Instructions to follow: Copy out every line in the entries below that includes "will".

The input:
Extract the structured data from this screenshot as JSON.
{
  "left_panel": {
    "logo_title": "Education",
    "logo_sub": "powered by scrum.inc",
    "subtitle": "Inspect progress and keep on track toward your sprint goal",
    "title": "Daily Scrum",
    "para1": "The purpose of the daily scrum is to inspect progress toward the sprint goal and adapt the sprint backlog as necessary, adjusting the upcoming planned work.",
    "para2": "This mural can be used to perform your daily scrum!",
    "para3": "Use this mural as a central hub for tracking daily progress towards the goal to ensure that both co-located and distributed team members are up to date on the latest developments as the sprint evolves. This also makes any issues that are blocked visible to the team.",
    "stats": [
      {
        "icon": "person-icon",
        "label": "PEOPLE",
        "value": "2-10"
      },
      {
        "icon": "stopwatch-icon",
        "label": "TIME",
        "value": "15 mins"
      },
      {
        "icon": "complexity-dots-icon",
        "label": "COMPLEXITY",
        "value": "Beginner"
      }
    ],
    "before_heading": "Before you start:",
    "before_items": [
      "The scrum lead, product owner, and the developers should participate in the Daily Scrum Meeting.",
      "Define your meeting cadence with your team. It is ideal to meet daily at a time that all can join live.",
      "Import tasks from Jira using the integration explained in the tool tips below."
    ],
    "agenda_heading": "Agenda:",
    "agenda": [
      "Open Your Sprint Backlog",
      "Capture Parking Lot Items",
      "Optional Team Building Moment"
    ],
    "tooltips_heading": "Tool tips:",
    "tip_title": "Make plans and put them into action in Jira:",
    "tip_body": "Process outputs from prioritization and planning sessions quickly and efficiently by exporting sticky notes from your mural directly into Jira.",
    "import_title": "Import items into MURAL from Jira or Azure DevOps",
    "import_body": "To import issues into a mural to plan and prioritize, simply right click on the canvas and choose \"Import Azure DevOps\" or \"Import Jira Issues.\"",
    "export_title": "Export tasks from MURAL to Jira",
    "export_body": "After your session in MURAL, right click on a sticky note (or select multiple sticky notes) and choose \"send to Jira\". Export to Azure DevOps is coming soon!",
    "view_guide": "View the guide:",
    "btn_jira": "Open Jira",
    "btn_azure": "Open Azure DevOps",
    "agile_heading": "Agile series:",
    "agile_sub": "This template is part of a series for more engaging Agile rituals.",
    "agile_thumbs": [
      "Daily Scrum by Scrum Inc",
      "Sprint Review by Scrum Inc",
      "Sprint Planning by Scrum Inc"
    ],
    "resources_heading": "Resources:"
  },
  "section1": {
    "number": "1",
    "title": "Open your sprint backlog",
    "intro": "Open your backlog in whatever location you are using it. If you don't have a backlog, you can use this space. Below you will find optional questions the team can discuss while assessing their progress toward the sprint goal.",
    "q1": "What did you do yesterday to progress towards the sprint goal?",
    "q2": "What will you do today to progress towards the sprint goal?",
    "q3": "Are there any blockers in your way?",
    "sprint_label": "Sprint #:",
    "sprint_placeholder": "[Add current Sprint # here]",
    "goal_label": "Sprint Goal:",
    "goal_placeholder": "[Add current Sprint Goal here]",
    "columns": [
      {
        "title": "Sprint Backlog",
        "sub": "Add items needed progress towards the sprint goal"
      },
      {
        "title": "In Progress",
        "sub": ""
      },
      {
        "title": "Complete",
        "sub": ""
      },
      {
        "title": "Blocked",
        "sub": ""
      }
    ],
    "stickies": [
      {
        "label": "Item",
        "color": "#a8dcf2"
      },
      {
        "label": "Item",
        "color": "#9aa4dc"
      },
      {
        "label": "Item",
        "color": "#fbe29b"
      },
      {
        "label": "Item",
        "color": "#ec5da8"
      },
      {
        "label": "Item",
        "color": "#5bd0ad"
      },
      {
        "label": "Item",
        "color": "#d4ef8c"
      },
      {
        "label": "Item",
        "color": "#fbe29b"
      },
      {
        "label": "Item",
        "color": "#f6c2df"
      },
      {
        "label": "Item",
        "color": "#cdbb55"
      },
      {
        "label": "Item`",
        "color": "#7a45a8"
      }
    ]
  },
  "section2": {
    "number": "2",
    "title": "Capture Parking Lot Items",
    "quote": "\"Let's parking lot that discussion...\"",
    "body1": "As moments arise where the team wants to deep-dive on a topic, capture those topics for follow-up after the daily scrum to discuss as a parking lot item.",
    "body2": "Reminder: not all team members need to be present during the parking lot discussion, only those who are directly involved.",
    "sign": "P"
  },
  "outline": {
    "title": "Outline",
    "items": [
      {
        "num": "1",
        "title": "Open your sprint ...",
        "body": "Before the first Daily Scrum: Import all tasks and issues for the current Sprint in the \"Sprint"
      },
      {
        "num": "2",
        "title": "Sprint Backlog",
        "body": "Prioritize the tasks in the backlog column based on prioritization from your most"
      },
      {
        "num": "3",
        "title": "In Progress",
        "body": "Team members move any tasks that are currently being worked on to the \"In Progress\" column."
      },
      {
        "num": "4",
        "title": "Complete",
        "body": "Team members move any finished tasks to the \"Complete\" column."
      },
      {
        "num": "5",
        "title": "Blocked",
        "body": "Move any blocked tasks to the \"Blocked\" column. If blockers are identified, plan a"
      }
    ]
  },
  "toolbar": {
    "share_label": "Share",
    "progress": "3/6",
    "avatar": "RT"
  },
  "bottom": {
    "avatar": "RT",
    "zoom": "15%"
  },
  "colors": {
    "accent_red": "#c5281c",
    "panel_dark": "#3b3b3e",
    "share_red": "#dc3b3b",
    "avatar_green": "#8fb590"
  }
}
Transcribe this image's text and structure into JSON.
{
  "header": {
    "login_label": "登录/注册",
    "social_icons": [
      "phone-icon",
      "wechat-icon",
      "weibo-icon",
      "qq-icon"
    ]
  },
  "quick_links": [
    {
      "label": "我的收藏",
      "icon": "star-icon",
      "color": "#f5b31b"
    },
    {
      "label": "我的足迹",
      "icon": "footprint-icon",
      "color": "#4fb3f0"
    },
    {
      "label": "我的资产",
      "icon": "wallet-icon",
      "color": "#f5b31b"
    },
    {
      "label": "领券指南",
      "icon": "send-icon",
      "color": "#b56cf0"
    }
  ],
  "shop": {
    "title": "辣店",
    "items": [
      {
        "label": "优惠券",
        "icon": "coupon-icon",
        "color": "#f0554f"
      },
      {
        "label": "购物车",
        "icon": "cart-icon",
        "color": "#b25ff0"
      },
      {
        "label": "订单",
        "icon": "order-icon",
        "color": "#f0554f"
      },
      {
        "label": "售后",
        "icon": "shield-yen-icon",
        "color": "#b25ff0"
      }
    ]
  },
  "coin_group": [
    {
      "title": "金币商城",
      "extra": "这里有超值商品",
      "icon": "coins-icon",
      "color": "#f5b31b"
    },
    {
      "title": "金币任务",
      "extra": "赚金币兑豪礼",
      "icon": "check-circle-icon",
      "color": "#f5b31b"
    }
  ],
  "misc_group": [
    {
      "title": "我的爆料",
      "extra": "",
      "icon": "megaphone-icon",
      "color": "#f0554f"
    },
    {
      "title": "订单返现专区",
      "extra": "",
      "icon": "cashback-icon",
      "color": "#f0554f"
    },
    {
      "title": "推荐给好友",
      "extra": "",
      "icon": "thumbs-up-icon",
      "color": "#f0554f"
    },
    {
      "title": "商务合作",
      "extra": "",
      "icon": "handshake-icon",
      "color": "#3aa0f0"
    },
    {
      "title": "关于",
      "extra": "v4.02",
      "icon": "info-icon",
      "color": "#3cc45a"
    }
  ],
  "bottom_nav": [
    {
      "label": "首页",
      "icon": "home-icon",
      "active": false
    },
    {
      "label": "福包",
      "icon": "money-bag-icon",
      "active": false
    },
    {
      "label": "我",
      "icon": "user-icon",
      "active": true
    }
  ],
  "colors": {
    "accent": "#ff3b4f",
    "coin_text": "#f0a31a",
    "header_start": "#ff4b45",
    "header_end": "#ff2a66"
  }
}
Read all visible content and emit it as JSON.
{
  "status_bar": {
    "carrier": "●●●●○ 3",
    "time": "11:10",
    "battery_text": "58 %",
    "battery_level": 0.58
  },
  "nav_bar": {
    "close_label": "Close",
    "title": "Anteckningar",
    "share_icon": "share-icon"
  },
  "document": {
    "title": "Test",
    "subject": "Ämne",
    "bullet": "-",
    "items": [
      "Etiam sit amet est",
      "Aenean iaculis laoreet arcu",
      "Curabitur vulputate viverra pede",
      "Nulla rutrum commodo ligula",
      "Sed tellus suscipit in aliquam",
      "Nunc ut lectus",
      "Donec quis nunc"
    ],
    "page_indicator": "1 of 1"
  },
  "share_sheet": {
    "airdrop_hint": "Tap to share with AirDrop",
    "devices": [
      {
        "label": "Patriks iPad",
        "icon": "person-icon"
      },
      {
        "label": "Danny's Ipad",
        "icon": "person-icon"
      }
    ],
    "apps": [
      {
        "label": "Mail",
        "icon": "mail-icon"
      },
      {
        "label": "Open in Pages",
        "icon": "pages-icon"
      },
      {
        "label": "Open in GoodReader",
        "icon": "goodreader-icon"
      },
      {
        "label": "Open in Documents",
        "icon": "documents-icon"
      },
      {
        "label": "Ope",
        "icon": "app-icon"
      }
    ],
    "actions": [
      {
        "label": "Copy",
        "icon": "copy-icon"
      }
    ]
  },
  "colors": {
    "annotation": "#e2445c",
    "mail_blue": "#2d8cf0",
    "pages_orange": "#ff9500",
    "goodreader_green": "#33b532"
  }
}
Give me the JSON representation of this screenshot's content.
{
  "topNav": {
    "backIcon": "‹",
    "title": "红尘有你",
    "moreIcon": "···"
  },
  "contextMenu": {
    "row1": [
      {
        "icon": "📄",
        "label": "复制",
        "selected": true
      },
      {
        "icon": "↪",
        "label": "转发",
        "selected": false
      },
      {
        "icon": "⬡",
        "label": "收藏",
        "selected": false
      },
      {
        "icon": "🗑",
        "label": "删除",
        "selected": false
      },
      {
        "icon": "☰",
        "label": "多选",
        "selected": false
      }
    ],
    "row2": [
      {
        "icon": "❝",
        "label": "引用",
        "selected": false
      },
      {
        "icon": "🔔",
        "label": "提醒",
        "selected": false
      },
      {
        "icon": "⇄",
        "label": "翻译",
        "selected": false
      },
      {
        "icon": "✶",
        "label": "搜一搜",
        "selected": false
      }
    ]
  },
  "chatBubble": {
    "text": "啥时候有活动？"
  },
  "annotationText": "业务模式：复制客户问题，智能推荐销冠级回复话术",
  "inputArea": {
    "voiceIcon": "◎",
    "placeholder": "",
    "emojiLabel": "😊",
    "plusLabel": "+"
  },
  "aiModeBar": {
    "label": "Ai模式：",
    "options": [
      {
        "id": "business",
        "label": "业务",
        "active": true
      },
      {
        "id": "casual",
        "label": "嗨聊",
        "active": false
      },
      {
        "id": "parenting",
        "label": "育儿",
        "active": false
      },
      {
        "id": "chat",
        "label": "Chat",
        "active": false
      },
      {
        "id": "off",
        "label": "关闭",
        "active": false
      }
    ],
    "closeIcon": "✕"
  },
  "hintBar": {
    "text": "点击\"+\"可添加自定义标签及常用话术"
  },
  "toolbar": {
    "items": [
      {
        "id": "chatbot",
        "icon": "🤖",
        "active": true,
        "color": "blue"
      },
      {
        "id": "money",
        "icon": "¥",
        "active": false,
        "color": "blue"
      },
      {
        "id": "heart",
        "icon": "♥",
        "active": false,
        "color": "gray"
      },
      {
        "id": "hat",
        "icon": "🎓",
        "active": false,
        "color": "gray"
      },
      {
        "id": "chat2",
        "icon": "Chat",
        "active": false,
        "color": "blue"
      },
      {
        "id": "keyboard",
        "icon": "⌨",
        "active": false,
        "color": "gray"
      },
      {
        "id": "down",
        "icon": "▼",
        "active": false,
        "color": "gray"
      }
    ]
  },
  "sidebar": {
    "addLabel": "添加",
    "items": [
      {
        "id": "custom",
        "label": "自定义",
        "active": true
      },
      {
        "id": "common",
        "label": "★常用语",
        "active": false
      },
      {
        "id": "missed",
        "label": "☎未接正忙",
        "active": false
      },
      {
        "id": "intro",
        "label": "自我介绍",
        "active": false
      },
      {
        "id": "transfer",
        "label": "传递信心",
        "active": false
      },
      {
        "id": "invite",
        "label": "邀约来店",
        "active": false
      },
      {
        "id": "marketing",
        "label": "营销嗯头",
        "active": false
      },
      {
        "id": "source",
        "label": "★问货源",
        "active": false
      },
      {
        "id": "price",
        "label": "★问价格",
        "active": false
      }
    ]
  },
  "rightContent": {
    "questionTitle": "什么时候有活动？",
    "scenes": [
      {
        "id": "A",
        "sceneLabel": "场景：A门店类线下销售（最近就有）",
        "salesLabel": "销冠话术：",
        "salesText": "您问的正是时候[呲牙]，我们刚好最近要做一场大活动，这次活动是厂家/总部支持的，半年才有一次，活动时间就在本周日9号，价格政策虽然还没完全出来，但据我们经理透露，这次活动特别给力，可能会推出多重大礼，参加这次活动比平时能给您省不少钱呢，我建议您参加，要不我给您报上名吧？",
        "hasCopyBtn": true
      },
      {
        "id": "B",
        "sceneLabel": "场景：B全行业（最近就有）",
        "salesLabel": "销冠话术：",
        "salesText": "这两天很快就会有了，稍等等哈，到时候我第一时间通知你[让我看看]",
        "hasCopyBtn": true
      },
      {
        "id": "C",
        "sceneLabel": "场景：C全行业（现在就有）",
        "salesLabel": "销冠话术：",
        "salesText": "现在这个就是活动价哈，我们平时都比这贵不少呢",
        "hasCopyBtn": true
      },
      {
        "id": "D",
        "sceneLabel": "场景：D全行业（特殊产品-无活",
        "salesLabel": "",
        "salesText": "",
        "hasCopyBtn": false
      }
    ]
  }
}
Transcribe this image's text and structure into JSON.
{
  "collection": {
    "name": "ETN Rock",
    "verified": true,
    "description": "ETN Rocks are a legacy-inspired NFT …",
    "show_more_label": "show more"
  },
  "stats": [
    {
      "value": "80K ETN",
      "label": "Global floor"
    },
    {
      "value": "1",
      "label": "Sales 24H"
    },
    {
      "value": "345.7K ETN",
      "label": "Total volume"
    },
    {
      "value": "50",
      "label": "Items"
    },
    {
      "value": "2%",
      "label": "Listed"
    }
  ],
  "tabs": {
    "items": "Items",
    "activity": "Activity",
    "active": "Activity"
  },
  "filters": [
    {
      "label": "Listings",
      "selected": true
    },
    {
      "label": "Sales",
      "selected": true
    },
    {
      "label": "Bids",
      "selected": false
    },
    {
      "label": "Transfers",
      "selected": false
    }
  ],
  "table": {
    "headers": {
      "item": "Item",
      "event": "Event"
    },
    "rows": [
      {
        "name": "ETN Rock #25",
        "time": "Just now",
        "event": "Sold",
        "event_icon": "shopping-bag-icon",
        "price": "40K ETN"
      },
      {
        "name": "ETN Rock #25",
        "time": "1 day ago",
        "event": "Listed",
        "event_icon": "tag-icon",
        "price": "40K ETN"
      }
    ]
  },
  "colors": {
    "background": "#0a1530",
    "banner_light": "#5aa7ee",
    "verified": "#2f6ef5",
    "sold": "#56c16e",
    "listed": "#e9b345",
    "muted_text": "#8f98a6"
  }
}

Response to the exercise:
    "intro": "Open your backlog in whatever location you are using it. If you don't have a backlog, you can use this space. Below you will find optional questions the team can discuss while assessing their progress toward the sprint goal.",
    "q2": "What will you do today to progress towards the sprint goal?",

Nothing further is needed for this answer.